Reading passage ::
Question

Find number of $x$ for which $\frac{40}{3x^4+8x^3-18x^2+60}$ is minimum.

• A. $1$
• B. $0$
• C. $2$
• D. $3$

Answer 1

The correct option is A $1$

Let $z=\frac{1}{y}=\frac{1}{40}(3x^4+8x^3-18x^2+60)$
Now, $y$ is minimum when $z$ is maximum.
$\frac{dz}{dy}=\frac{1}{40}(12x^3+24x^2-36x)$
$\Rightarrow \frac{dz}{dy}=\frac{12}{40}(x^3+2x^2-3x)$
For maximum or minimum,
$x(x+3)(x-1)=0$
$\Rightarrow x=0,-3,1$
Now, $\frac{d^{2}z}{d{y}^2}=\frac{12}{40}(3x^2+4x-3)$
At $x=0$ , $\frac{d^{2}z}{d{y}^2}=0$
Here, second derivative test fails.

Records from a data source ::
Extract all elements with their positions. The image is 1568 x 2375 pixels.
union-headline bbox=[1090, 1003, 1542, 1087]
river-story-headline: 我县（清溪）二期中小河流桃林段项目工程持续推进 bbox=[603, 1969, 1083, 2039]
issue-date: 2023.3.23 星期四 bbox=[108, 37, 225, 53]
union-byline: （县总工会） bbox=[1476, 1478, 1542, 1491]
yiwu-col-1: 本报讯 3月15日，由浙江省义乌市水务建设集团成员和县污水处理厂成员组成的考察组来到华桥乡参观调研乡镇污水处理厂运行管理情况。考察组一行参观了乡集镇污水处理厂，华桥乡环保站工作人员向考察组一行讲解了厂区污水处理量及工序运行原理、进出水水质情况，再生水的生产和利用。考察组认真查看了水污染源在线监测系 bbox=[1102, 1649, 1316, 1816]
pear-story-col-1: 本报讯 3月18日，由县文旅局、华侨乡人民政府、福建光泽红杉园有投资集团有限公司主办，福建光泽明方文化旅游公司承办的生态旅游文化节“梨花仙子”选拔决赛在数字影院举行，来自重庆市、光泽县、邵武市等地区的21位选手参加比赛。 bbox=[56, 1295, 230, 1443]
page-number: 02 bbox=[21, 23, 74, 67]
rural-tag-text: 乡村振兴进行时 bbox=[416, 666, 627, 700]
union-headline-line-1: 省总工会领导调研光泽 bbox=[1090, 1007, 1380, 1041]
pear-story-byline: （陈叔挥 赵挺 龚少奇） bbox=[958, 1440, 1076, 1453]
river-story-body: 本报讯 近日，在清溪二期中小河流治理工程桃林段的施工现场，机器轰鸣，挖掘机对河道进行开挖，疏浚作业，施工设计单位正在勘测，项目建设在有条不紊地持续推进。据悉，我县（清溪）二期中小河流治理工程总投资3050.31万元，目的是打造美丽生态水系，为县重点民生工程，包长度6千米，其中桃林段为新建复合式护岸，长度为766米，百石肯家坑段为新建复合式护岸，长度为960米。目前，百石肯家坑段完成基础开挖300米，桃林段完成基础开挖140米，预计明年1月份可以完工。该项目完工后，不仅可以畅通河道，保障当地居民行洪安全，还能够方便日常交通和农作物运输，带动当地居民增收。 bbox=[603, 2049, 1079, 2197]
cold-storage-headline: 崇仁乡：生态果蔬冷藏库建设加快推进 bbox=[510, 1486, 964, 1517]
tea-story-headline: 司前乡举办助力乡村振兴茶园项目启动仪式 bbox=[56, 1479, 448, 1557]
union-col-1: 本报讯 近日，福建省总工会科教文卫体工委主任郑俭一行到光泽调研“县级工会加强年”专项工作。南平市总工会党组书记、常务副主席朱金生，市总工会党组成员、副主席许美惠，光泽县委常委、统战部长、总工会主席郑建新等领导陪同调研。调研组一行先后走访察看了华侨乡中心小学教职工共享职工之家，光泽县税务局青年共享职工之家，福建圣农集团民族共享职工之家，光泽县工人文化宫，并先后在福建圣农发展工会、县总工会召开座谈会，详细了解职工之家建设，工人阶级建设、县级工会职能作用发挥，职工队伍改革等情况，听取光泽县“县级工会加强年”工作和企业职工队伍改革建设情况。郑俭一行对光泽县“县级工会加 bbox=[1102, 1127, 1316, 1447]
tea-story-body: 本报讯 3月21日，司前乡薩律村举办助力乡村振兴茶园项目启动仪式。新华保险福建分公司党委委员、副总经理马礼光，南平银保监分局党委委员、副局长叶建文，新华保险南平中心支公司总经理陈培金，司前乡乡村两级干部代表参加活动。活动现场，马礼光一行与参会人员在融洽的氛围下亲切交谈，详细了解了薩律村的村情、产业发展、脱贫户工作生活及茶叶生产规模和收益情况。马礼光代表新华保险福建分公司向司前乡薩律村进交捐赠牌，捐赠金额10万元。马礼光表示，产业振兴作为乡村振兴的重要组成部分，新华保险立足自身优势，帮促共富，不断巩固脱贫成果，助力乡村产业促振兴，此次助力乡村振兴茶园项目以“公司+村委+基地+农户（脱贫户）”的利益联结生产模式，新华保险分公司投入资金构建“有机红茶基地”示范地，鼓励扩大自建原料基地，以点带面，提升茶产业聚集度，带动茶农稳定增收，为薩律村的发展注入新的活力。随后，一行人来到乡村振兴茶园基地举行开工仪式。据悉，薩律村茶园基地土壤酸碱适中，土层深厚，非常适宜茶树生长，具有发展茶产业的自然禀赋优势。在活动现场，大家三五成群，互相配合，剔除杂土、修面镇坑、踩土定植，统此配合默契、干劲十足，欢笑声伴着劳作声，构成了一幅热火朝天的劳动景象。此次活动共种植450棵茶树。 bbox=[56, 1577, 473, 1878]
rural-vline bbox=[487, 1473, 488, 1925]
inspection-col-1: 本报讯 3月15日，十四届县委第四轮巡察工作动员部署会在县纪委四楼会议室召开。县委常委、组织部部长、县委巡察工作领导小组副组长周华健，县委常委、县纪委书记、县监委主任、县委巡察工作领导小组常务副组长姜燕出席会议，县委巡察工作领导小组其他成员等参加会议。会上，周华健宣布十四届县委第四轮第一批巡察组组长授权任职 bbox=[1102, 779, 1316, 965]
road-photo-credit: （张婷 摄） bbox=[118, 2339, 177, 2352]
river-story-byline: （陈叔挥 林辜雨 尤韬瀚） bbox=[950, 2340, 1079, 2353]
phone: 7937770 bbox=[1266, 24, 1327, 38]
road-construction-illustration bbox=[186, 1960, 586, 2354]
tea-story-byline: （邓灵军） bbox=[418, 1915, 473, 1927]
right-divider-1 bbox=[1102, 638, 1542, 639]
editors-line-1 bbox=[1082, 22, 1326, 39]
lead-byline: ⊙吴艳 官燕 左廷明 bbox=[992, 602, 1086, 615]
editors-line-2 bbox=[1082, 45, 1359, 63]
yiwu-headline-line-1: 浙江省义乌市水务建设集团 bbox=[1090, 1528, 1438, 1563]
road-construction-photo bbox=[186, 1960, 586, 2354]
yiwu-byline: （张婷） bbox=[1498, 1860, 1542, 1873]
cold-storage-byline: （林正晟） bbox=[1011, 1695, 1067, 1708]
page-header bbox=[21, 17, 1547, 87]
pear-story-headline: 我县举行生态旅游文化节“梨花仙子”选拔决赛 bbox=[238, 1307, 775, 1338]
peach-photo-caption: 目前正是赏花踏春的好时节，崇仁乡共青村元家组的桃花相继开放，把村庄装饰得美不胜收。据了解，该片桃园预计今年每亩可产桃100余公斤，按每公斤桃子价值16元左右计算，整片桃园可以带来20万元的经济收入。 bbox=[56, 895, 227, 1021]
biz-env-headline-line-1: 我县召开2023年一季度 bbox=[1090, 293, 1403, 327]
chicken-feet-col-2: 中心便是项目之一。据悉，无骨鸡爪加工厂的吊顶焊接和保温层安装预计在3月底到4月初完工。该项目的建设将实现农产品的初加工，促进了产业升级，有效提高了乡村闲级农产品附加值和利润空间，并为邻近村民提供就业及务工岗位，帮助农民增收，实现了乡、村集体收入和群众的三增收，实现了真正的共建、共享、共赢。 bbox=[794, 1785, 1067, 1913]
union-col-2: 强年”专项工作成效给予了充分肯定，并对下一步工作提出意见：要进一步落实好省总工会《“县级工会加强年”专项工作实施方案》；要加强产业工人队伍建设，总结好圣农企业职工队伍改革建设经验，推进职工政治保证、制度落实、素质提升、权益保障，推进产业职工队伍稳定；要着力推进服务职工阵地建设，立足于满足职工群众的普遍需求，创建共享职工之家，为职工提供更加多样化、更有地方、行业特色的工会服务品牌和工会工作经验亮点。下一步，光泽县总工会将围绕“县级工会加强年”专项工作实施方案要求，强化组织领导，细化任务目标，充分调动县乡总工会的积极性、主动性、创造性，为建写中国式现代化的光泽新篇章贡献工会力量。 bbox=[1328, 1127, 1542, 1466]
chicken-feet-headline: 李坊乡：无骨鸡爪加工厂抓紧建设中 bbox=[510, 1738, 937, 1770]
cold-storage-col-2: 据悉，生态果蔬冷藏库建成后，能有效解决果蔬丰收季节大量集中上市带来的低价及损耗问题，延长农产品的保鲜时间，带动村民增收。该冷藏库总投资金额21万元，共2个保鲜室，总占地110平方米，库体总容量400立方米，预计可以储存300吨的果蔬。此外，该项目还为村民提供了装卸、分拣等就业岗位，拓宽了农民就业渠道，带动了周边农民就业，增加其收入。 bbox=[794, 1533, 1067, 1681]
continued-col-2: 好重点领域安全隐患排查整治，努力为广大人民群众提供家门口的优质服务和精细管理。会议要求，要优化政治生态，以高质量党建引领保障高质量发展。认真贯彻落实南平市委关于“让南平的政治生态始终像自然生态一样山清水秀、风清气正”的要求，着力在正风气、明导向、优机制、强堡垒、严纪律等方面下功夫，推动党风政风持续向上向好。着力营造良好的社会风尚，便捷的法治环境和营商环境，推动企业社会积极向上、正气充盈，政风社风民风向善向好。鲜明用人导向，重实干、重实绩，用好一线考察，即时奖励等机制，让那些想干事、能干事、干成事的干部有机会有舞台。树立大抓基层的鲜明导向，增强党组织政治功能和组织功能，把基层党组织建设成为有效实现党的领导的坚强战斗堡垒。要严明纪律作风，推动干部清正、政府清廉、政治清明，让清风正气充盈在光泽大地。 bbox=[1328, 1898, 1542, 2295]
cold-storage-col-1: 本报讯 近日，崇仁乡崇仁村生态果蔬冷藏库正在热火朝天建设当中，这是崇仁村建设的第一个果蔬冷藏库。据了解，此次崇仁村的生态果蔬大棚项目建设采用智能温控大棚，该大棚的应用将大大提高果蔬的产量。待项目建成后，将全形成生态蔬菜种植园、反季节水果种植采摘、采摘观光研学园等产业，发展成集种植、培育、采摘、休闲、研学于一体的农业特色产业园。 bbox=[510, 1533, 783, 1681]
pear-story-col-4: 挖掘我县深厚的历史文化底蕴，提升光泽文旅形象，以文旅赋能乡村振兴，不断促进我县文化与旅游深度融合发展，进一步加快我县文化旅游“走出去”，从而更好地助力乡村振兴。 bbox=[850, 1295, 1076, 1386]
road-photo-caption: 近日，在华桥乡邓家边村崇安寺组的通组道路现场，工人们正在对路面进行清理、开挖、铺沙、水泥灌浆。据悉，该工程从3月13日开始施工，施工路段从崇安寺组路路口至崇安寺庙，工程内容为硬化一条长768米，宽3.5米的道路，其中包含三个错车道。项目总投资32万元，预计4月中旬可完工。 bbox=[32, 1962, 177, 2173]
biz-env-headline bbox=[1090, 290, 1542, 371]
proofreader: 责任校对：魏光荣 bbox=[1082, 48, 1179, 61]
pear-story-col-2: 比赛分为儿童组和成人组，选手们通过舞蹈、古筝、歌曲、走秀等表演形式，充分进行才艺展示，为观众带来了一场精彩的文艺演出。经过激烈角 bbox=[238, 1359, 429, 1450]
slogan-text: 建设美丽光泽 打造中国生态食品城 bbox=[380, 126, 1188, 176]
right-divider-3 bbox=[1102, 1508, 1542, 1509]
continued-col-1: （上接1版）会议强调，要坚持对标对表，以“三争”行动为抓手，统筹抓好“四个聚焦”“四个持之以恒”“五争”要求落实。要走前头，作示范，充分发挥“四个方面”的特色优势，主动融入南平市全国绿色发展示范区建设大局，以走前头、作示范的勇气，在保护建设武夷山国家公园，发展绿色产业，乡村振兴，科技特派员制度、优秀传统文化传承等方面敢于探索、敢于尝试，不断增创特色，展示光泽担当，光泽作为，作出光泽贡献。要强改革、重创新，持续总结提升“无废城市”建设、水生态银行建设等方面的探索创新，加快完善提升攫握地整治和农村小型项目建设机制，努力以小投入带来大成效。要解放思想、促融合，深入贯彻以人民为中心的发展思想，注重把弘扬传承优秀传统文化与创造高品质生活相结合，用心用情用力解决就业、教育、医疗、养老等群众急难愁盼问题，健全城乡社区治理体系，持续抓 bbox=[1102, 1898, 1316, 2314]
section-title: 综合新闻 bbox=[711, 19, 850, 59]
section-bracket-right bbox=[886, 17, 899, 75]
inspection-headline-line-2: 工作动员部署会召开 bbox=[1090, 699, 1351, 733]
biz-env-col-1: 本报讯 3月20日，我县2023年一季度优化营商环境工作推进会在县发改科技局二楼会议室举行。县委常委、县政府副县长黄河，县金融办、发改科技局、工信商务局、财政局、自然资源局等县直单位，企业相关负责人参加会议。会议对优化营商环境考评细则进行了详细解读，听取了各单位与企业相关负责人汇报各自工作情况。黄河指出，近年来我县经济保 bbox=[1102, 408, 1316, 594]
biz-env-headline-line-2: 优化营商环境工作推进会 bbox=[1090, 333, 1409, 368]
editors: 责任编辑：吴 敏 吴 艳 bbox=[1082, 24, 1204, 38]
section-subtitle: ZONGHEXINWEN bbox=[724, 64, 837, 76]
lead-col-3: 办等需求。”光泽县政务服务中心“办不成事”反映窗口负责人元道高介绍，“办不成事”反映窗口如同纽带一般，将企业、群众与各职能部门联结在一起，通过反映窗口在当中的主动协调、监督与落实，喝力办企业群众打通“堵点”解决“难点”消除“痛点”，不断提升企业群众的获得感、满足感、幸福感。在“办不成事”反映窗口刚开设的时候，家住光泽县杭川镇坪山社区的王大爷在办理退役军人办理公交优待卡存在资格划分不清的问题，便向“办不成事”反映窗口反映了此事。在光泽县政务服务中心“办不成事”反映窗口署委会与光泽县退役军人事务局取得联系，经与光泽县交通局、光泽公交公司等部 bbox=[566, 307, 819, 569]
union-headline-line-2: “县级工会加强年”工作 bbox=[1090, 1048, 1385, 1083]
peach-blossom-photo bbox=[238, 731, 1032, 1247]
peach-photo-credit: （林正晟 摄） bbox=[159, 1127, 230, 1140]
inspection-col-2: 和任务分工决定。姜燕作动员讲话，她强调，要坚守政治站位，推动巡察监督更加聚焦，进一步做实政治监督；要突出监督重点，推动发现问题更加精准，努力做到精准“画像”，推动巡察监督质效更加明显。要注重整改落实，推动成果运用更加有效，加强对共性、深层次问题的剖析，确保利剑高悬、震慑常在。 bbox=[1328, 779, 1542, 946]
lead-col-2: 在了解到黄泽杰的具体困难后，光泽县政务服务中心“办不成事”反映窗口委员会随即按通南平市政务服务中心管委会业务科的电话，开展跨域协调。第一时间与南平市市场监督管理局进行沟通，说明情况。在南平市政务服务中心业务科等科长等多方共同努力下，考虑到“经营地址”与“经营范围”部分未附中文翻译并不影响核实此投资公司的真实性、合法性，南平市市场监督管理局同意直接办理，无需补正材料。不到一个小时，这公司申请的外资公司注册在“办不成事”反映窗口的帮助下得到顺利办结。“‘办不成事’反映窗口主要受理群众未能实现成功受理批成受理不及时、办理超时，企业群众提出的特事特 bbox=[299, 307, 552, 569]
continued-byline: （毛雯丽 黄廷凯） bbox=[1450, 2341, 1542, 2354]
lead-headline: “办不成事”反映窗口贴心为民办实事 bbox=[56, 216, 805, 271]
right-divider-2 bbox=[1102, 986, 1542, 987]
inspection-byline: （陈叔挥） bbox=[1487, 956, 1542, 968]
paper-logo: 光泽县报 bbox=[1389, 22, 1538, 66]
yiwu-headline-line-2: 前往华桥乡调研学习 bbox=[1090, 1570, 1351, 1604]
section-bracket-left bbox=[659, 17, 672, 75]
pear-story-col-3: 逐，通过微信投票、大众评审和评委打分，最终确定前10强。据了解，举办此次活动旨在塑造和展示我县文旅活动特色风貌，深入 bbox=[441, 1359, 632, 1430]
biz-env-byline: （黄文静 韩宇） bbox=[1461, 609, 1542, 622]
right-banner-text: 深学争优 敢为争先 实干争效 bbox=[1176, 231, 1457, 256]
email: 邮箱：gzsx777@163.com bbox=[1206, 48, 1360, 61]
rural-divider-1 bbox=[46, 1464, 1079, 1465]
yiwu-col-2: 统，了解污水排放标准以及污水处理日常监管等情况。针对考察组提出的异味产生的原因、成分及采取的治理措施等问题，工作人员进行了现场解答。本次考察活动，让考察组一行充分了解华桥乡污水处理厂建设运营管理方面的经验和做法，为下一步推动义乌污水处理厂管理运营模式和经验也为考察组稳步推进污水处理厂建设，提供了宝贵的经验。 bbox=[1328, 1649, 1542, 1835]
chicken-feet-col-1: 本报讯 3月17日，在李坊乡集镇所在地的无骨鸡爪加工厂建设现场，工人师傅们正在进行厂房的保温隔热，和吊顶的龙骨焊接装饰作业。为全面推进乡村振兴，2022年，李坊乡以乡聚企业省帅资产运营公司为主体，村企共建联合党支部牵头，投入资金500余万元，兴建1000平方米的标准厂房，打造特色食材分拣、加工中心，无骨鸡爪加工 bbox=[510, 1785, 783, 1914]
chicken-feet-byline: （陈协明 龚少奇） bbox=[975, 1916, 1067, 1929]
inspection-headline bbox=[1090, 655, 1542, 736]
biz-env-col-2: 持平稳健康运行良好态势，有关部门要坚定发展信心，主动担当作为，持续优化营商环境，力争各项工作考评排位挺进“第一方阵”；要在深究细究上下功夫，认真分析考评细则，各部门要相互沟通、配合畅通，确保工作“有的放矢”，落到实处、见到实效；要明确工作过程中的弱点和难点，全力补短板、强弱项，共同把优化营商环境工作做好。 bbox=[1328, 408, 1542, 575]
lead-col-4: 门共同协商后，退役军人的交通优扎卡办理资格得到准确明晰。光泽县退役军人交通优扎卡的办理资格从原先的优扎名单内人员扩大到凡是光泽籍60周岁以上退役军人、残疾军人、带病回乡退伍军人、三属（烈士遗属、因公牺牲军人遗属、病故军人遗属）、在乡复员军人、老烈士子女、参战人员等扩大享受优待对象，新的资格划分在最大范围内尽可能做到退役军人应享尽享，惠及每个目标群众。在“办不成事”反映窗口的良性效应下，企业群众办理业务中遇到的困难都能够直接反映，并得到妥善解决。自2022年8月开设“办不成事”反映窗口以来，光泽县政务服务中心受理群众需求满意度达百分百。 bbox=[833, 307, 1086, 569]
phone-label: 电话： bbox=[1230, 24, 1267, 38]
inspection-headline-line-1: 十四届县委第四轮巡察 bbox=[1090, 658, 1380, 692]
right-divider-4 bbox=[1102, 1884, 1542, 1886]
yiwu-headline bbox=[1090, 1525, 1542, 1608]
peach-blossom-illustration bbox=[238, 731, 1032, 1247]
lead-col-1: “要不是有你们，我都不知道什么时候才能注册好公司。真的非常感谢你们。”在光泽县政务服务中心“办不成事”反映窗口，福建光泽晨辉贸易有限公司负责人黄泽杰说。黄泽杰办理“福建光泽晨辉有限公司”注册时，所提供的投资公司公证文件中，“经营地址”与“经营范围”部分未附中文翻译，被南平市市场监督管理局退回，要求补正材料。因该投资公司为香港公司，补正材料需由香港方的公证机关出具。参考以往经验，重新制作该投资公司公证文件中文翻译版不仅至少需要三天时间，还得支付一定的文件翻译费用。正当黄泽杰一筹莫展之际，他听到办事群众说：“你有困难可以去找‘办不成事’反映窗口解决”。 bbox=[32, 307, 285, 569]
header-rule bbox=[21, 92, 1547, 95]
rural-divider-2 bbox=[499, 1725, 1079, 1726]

Parts of the exercise ::
1. According to the math problem, which option is the correct one?
2. Duplicate the part of the math problem between "Find number of" and "when $z$ is maximum.", inclusive.

Responses for each task ::
1. Option A, which is $1$.

2.
Find number of $x$ for which $\frac{40}{3x^4+8x^3-18x^2+60}$ is minimum.

• A. $1$
• B. $0$
• C. $2$
• D. $3$

Answer 1

The correct option is A $1$

Let $z=\frac{1}{y}=\frac{1}{40}(3x^4+8x^3-18x^2+60)$
Now, $y$ is minimum when $z$ is maximum.